### TASK TO CARRY OUT:
Pick out every line in the data below that holds "Coaching".

### DATASET ENTRIES:
____

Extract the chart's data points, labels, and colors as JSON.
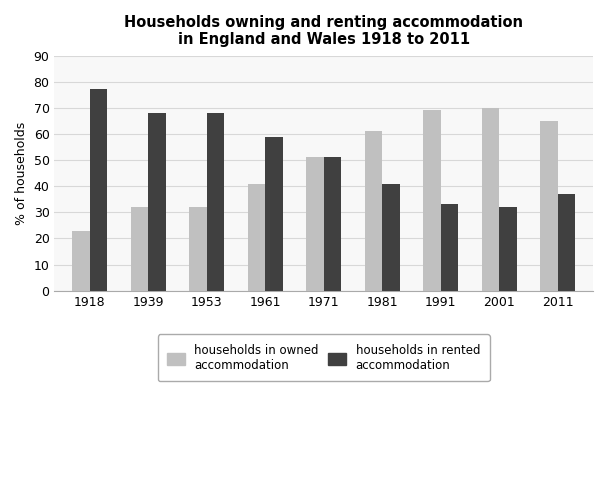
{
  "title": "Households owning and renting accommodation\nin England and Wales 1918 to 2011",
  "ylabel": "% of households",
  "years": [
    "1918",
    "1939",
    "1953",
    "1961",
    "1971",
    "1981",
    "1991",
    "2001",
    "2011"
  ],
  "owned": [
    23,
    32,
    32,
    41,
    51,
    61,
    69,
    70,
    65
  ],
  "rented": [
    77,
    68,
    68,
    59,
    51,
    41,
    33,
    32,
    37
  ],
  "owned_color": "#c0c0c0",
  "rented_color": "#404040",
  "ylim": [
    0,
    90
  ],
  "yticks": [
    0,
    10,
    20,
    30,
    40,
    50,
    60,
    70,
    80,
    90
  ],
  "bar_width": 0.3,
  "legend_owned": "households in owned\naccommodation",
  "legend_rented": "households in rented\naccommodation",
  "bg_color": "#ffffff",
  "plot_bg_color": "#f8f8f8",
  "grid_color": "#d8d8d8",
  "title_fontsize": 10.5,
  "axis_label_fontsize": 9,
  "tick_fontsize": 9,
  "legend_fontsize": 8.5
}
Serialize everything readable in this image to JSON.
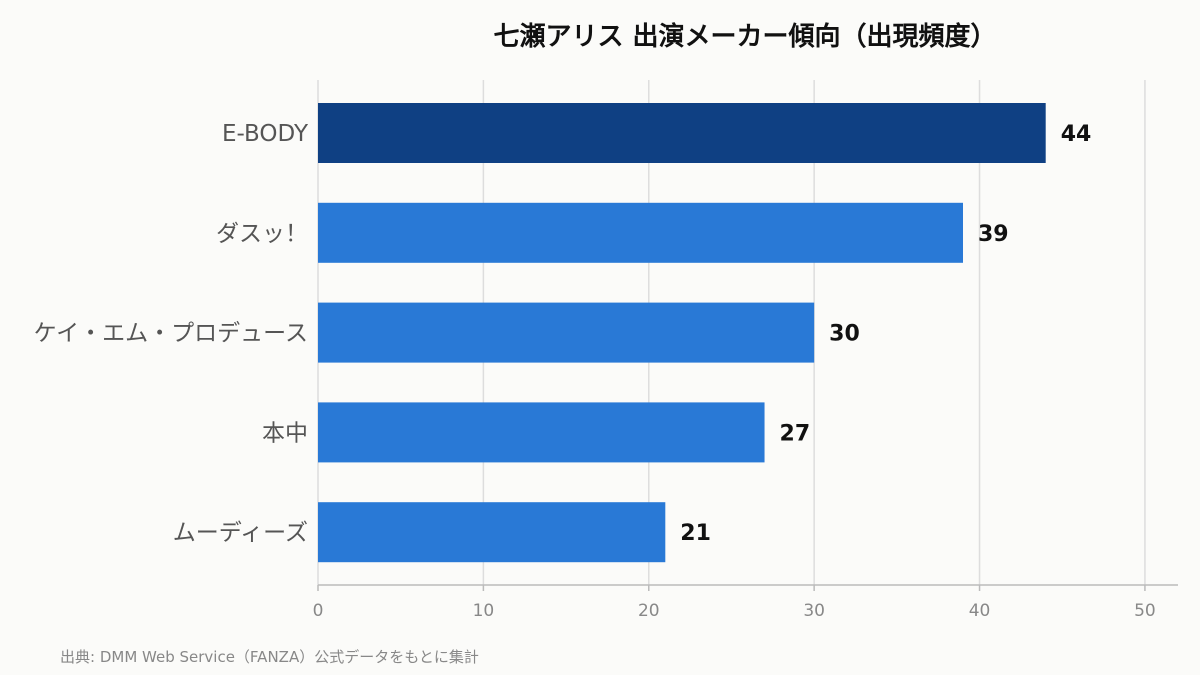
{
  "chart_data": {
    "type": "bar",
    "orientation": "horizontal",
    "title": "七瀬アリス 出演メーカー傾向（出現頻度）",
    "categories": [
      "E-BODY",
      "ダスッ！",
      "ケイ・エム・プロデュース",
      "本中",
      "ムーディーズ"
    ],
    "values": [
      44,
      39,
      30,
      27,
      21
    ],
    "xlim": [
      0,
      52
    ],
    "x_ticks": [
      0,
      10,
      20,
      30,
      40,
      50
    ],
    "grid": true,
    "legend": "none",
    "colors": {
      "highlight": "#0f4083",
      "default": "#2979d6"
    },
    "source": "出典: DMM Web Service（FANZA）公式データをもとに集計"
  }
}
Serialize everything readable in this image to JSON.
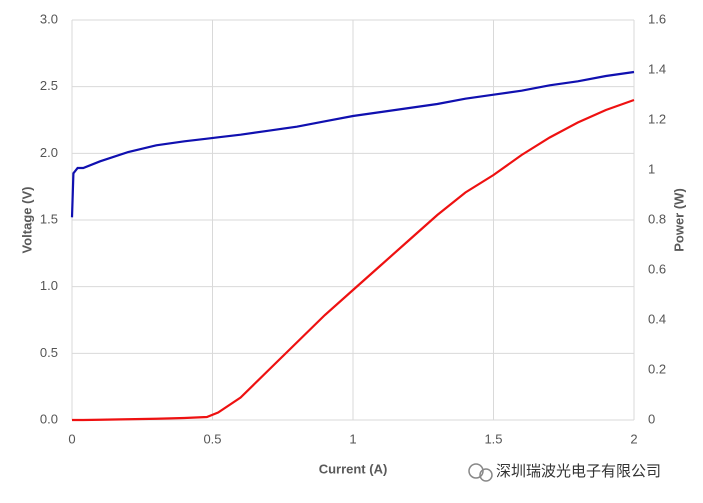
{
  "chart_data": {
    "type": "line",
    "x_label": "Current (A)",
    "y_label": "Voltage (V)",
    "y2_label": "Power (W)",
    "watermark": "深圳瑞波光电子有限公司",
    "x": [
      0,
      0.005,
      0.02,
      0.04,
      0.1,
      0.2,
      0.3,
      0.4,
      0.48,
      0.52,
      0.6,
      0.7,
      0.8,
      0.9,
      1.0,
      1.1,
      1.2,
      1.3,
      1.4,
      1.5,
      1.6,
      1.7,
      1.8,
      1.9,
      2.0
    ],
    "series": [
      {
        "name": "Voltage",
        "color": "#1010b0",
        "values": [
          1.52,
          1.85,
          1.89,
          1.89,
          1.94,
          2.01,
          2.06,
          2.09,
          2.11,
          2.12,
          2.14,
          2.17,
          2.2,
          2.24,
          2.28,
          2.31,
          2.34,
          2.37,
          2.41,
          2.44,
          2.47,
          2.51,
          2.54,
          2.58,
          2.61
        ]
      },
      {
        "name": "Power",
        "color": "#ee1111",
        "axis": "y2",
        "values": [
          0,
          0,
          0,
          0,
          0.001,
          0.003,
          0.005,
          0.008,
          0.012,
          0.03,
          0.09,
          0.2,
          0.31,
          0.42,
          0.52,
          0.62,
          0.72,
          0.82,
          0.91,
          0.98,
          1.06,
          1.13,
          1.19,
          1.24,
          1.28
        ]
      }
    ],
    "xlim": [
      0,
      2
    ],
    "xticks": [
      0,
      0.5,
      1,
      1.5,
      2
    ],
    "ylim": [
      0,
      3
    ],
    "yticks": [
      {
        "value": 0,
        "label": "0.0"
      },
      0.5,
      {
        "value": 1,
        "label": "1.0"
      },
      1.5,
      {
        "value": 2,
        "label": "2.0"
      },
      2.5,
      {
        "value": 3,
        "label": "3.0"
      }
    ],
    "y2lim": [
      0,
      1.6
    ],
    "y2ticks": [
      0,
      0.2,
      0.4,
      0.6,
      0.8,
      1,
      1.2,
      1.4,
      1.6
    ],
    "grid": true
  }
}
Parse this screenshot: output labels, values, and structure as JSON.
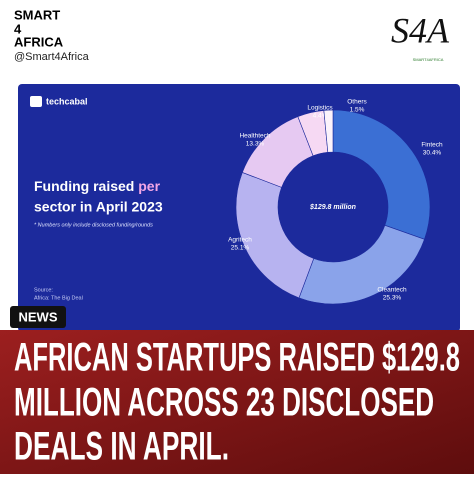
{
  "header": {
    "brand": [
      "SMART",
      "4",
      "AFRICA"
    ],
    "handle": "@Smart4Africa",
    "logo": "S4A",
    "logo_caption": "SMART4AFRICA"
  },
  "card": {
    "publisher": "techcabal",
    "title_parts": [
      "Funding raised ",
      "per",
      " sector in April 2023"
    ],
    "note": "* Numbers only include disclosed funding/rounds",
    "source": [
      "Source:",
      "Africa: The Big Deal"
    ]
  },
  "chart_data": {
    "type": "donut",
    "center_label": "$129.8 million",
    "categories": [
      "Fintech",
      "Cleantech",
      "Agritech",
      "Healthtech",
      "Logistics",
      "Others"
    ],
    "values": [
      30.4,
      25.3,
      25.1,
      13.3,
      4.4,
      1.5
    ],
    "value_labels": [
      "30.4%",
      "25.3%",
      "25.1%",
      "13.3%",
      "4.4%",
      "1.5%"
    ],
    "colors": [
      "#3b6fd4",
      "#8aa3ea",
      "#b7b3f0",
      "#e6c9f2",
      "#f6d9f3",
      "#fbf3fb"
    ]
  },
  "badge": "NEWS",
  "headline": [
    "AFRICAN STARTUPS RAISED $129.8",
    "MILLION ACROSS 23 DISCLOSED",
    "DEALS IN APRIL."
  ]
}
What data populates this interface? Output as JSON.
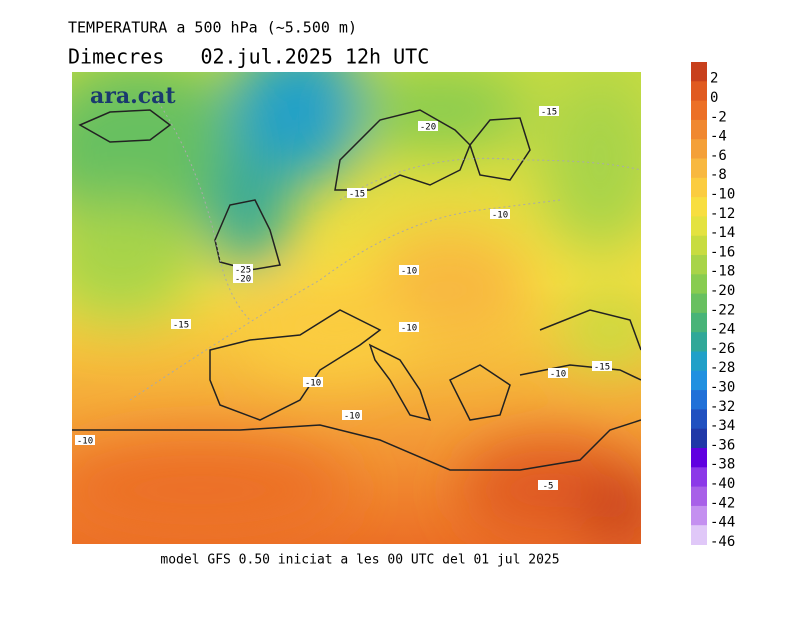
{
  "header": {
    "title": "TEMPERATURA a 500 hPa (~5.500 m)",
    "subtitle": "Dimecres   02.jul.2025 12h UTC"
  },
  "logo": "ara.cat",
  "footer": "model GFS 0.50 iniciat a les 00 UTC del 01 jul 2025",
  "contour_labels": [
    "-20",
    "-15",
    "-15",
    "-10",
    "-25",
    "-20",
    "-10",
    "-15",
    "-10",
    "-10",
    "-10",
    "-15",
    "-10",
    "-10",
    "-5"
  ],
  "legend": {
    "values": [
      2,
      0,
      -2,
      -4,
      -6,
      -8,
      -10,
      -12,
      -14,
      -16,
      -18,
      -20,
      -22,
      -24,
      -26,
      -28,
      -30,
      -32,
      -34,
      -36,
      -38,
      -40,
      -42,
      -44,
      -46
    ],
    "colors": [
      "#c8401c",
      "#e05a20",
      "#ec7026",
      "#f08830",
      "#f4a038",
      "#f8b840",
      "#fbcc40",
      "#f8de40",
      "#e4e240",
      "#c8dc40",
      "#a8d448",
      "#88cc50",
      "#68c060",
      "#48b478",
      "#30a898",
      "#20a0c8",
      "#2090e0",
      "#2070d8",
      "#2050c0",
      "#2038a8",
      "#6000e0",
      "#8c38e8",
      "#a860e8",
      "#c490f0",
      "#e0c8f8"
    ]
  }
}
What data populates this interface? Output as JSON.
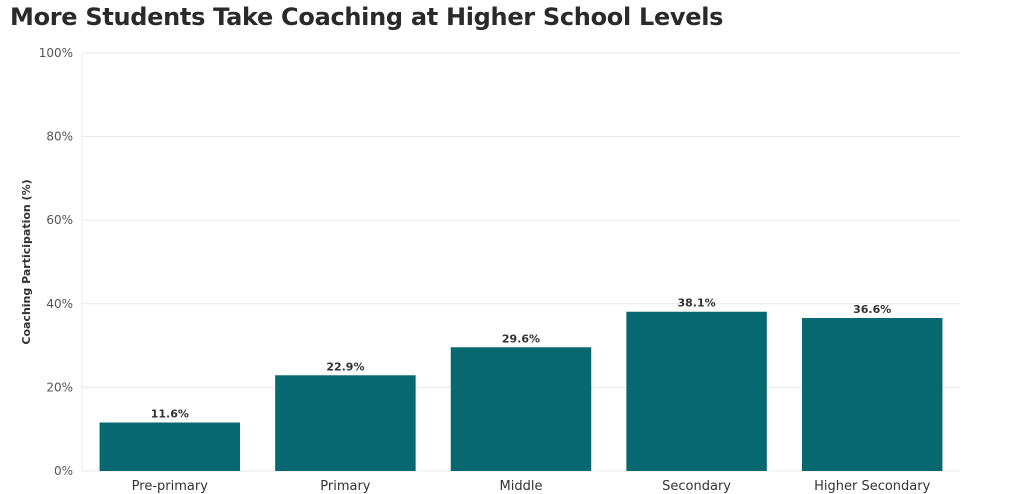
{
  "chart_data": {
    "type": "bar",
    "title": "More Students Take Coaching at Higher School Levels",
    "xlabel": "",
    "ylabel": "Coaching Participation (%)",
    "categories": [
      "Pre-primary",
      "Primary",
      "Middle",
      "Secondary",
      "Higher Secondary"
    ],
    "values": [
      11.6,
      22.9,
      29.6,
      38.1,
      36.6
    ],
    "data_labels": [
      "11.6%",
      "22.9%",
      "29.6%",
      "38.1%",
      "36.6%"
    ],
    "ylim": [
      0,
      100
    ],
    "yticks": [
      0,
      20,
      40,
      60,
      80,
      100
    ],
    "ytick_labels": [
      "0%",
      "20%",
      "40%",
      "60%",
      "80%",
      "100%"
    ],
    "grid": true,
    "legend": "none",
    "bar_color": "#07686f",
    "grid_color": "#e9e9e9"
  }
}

____

### SOLUTION TO THE EXERCISE:
    "title": "More Students Take Coaching at Higher School Levels",
    "ylabel": "Coaching Participation (%)",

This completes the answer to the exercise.